**SHORT TASK:**
Pick out each line containing the string "家庭收入低".

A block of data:

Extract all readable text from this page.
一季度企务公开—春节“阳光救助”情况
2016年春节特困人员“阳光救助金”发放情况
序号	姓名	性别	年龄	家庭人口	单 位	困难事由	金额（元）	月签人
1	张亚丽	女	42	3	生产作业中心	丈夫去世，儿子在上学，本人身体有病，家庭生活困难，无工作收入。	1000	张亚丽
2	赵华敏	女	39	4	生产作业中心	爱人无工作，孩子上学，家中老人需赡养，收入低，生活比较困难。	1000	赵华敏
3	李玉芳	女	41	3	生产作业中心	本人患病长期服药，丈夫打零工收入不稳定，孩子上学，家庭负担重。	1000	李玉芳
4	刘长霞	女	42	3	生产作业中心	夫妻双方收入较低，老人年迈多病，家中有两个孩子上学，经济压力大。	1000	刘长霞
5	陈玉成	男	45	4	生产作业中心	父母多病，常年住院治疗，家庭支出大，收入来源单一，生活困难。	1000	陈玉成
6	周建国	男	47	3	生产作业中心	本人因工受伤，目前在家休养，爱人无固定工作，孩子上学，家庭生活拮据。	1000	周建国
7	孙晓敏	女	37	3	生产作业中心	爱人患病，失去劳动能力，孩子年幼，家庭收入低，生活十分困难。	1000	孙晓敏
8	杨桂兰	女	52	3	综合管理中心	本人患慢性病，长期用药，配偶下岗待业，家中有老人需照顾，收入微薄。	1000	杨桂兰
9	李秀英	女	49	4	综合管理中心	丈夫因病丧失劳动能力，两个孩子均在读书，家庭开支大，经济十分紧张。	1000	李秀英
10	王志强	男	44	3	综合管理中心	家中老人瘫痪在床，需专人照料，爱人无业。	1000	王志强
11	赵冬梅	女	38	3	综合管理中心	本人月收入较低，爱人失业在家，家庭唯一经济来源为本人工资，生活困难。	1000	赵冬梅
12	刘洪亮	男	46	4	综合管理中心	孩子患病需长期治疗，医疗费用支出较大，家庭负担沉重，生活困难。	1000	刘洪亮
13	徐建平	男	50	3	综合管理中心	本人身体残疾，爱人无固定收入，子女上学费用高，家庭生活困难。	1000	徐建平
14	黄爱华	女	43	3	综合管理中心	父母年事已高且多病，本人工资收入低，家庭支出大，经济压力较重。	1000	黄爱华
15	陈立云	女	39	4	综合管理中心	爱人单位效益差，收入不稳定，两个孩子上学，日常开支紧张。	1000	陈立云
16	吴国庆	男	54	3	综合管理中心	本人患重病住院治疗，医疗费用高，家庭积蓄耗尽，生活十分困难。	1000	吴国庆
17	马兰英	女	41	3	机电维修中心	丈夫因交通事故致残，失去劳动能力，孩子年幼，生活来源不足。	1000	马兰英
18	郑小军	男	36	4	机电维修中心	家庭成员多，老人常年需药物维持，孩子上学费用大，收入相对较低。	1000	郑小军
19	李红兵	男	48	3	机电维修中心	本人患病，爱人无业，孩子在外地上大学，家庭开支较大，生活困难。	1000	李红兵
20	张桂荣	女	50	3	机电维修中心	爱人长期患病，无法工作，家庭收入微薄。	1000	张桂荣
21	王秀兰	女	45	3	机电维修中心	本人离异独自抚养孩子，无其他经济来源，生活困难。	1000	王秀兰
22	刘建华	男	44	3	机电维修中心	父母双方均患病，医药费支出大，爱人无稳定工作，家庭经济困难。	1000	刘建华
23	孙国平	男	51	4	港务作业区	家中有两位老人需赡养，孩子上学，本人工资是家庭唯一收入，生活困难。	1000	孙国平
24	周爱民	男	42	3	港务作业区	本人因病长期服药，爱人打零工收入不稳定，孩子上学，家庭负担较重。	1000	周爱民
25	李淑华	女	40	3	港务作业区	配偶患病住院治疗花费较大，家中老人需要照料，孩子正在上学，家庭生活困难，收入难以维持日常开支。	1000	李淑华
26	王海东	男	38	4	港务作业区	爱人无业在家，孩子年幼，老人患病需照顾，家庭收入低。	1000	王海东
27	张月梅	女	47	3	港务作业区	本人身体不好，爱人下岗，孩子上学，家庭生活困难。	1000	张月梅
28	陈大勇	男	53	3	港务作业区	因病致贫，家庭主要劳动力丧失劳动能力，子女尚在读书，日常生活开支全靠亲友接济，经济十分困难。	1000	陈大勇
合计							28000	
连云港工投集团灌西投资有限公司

**RESULT BELOW:**
7	孙晓敏	女	37	3	生产作业中心	爱人患病，失去劳动能力，孩子年幼，家庭收入低，生活十分困难。	1000	孙晓敏
26	王海东	男	38	4	港务作业区	爱人无业在家，孩子年幼，老人患病需照顾，家庭收入低。	1000	王海东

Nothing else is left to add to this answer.